TASK — Copy every entry word for word. Skip the pictures.

DATA IN THIS EXERCISE —
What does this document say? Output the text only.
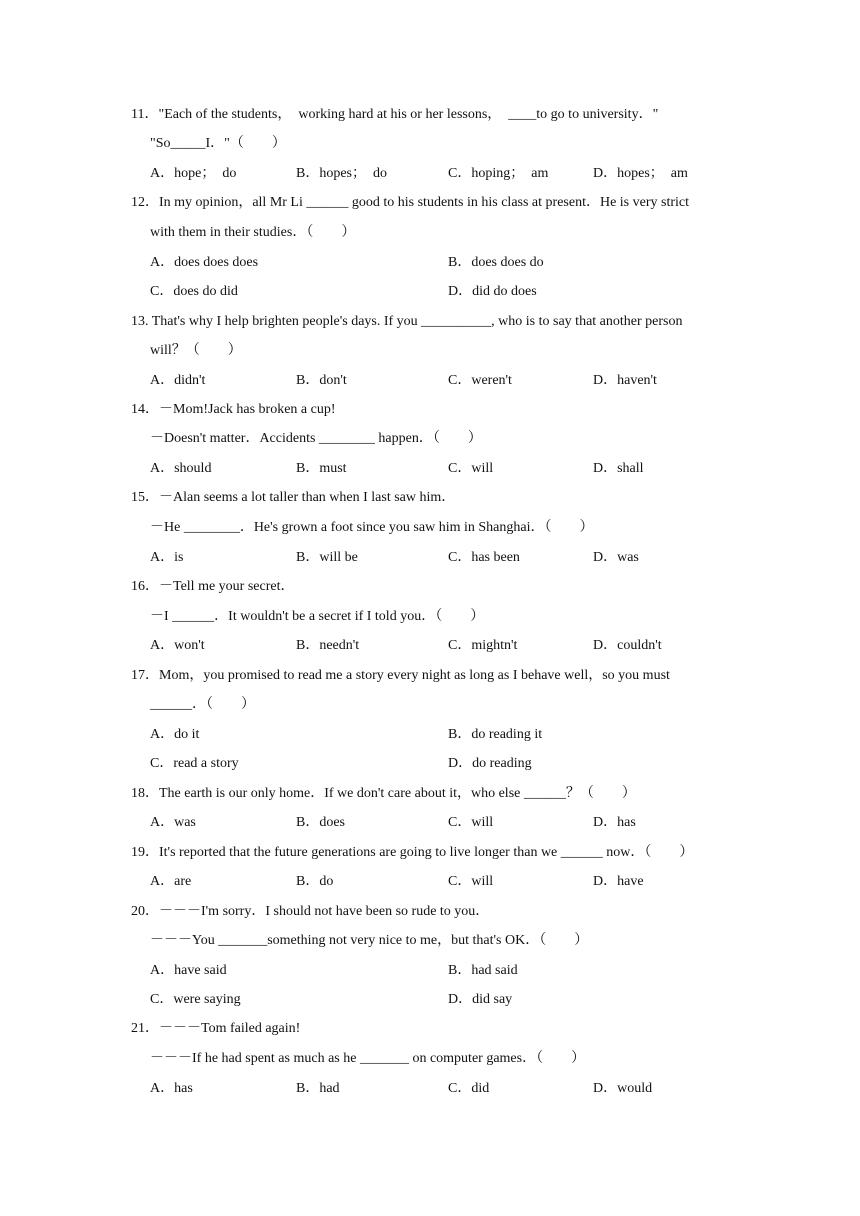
11．"Each of the students，  working hard at his or her lessons，  ____to go to university．"
"So_____I．"（　　）
A．hope；  do	B．hopes；  do	C．hoping；  am	D．hopes；  am
12．In my opinion，all Mr Li ______ good to his students in his class at present．He is very strict
with them in their studies．（　　）
A．does does does	B．does does do
C．does do did	D．did do does
13. That's why I help brighten people's days. If you __________, who is to say that another person
will？（　　）
A．didn't	B．don't	C．weren't	D．haven't
14．－Mom!Jack has broken a cup!
－Doesn't matter．Accidents ________ happen．（　　）
A．should	B．must	C．will	D．shall
15．－Alan seems a lot taller than when I last saw him．
－He ________．He's grown a foot since you saw him in Shanghai．（　　）
A．is	B．will be	C．has been	D．was
16．－Tell me your secret．
－I ______．It wouldn't be a secret if I told you．（　　）
A．won't	B．needn't	C．mightn't	D．couldn't
17．Mom，you promised to read me a story every night as long as I behave well，so you must
______．（　　）
A．do it	B．do reading it
C．read a story	D．do reading
18．The earth is our only home．If we don't care about it，who else ______？（　　）
A．was	B．does	C．will	D．has
19．It's reported that the future generations are going to live longer than we ______ now．（　　）
A．are	B．do	C．will	D．have
20．－－－I'm sorry．I should not have been so rude to you．
－－－You _______something not very nice to me，but that's OK．（　　）
A．have said	B．had said
C．were saying	D．did say
21．－－－Tom failed again!
－－－If he had spent as much as he _______ on computer games．（　　）
A．has	B．had	C．did	D．would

EXERCISE RESULT —
What does this document say? Output the text only.
11．"Each of the students，  working hard at his or her lessons，  ____to go to university．"
"So_____I．"（　　）
A．hope；  do	B．hopes；  do	C．hoping；  am	D．hopes；  am
12．In my opinion，all Mr Li ______ good to his students in his class at present．He is very strict
with them in their studies．（　　）
A．does does does	B．does does do
C．does do did	D．did do does
13. That's why I help brighten people's days. If you __________, who is to say that another person
will？（　　）
A．didn't	B．don't	C．weren't	D．haven't
14．－Mom!Jack has broken a cup!
－Doesn't matter．Accidents ________ happen．（　　）
A．should	B．must	C．will	D．shall
15．－Alan seems a lot taller than when I last saw him．
－He ________．He's grown a foot since you saw him in Shanghai．（　　）
A．is	B．will be	C．has been	D．was
16．－Tell me your secret．
－I ______．It wouldn't be a secret if I told you．（　　）
A．won't	B．needn't	C．mightn't	D．couldn't
17．Mom，you promised to read me a story every night as long as I behave well，so you must
______．（　　）
A．do it	B．do reading it
C．read a story	D．do reading
18．The earth is our only home．If we don't care about it，who else ______？（　　）
A．was	B．does	C．will	D．has
19．It's reported that the future generations are going to live longer than we ______ now．（　　）
A．are	B．do	C．will	D．have
20．－－－I'm sorry．I should not have been so rude to you．
－－－You _______something not very nice to me，but that's OK．（　　）
A．have said	B．had said
C．were saying	D．did say
21．－－－Tom failed again!
－－－If he had spent as much as he _______ on computer games．（　　）
A．has	B．had	C．did	D．would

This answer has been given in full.